◆ **TASK PROMPT**
Copy every line that contains the string "only" from the entries below.
══════════════════════════════
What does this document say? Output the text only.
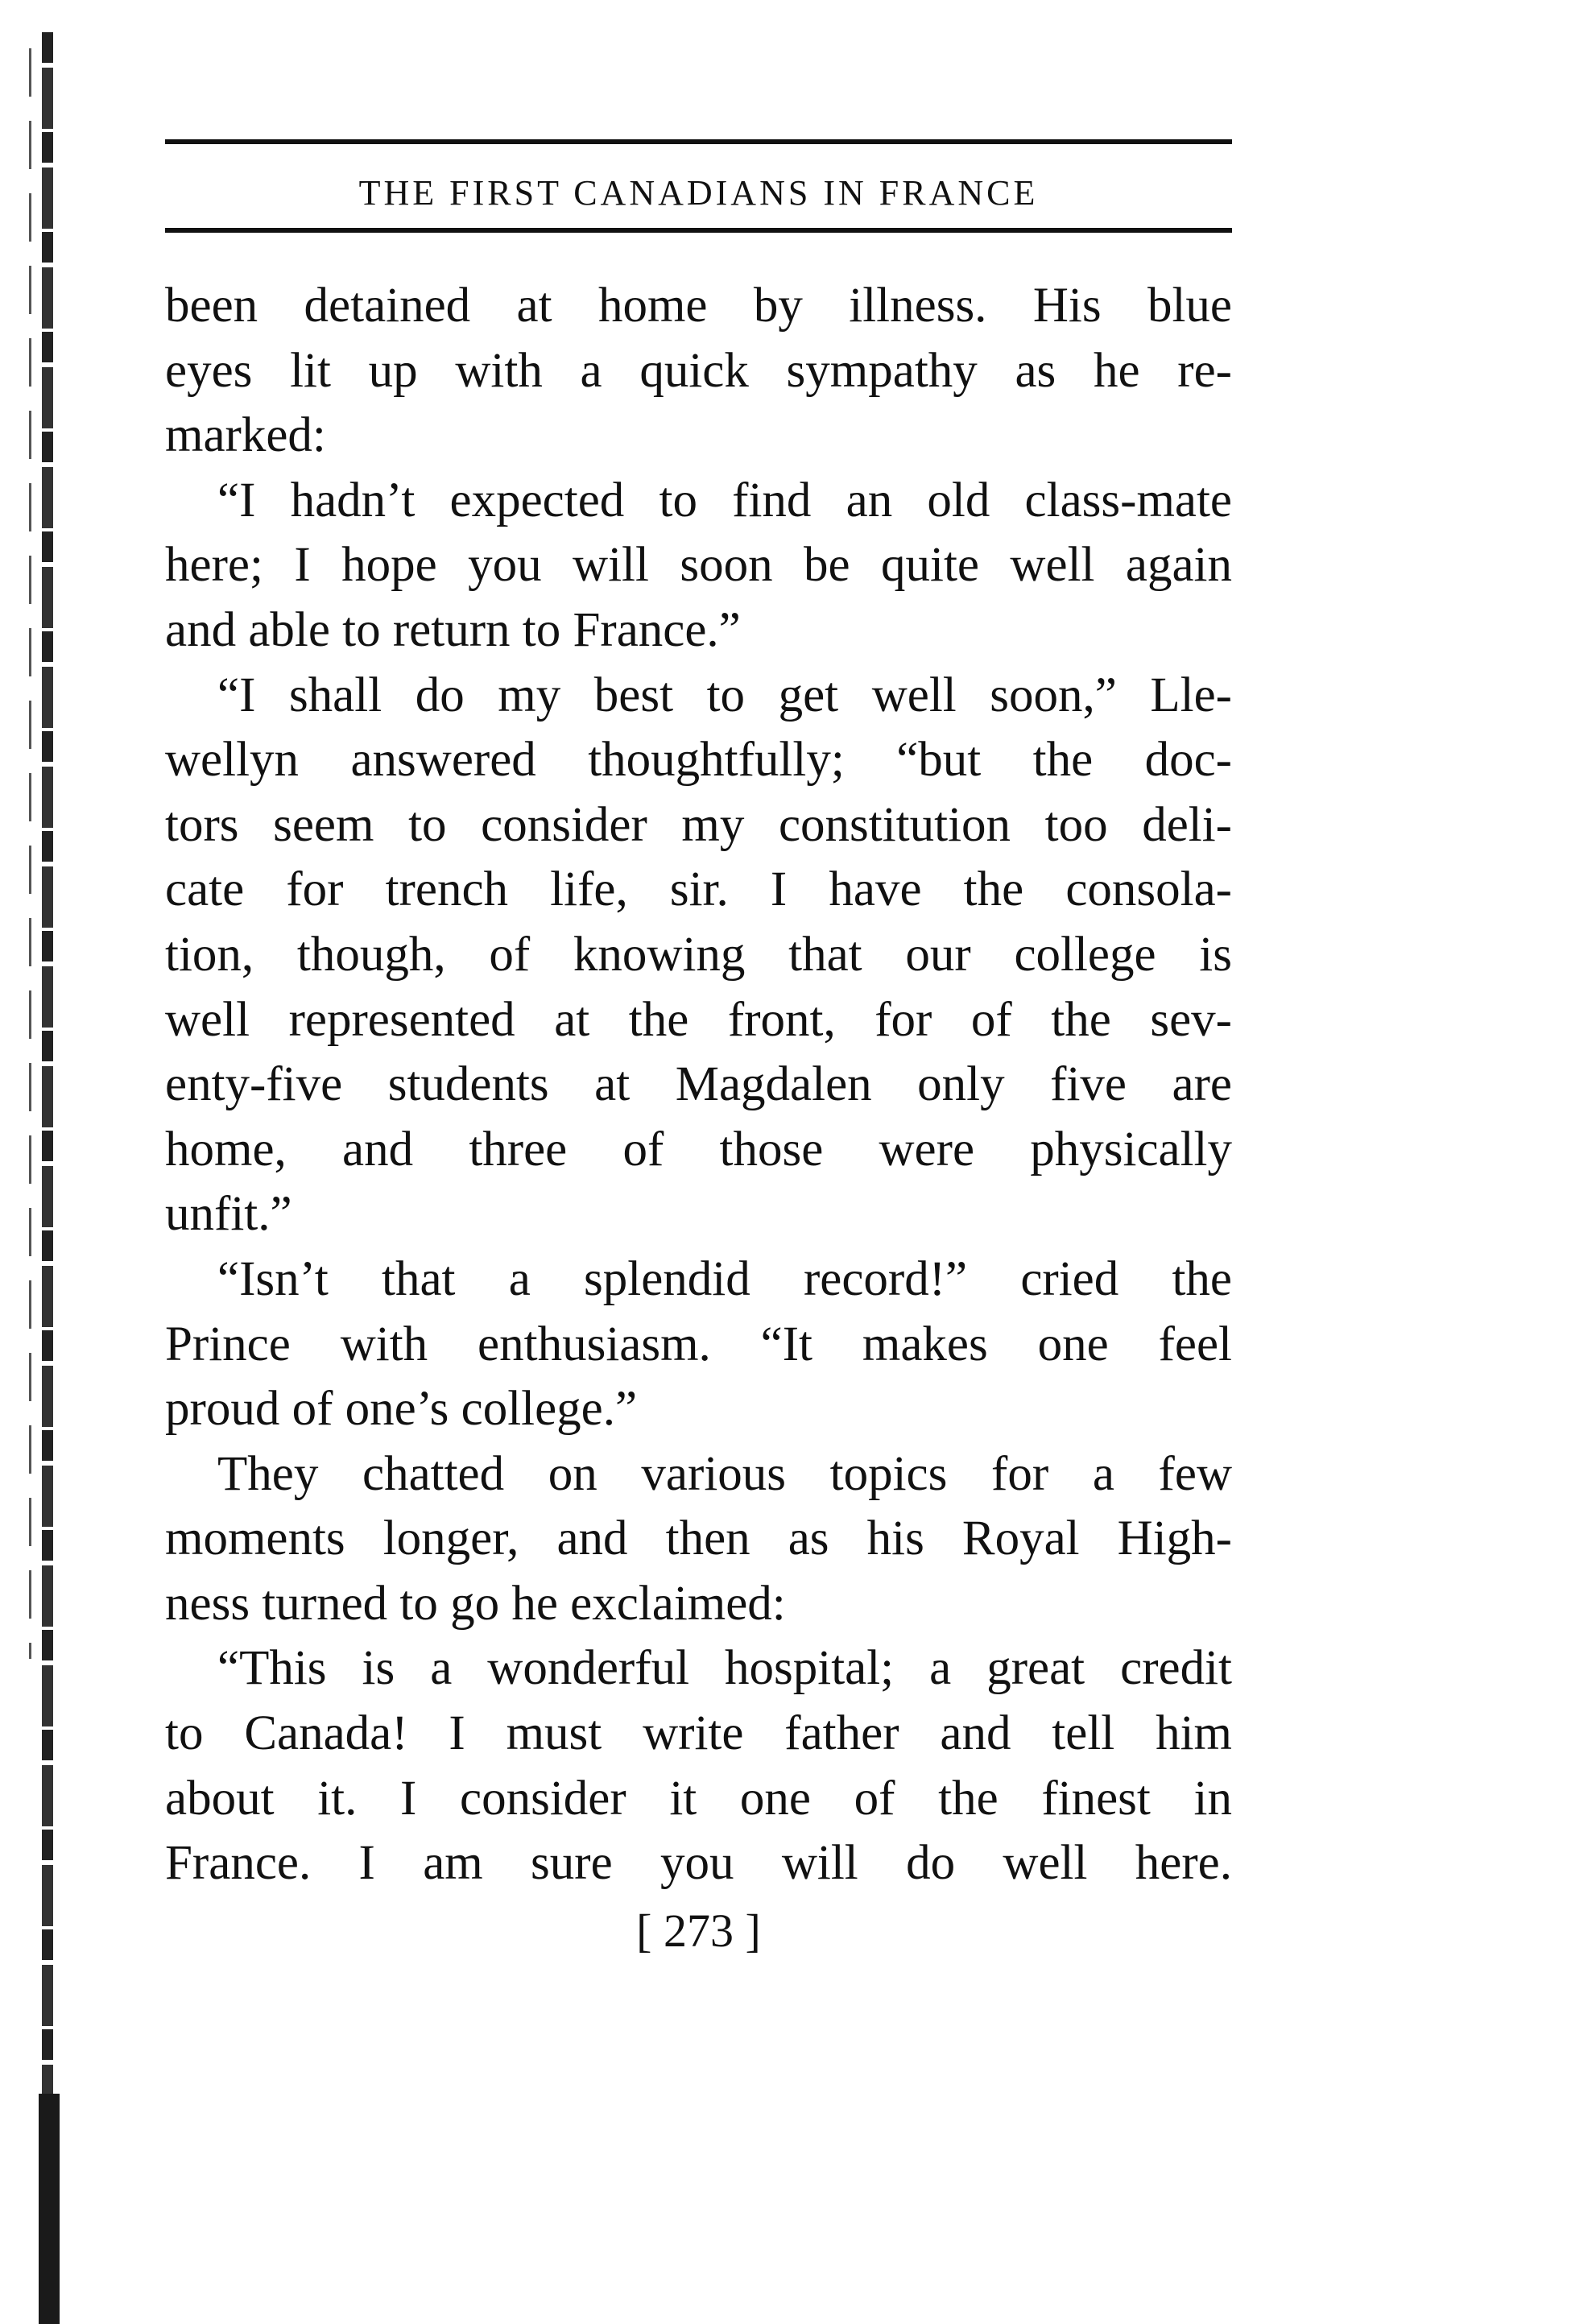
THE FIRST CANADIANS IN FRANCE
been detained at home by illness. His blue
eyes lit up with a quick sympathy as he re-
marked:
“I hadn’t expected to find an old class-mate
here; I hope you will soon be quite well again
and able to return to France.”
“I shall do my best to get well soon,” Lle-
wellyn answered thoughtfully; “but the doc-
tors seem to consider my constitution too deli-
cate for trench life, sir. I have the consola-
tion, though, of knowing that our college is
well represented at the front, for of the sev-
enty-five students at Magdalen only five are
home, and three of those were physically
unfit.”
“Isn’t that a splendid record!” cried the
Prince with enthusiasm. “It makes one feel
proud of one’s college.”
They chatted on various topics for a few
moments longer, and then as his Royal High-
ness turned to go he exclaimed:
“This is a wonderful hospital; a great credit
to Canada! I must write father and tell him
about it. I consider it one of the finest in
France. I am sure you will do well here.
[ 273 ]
══════════════════════════════
◆ **SOLUTION**
What does this document say? Output the text only.
enty-five students at Magdalen only five are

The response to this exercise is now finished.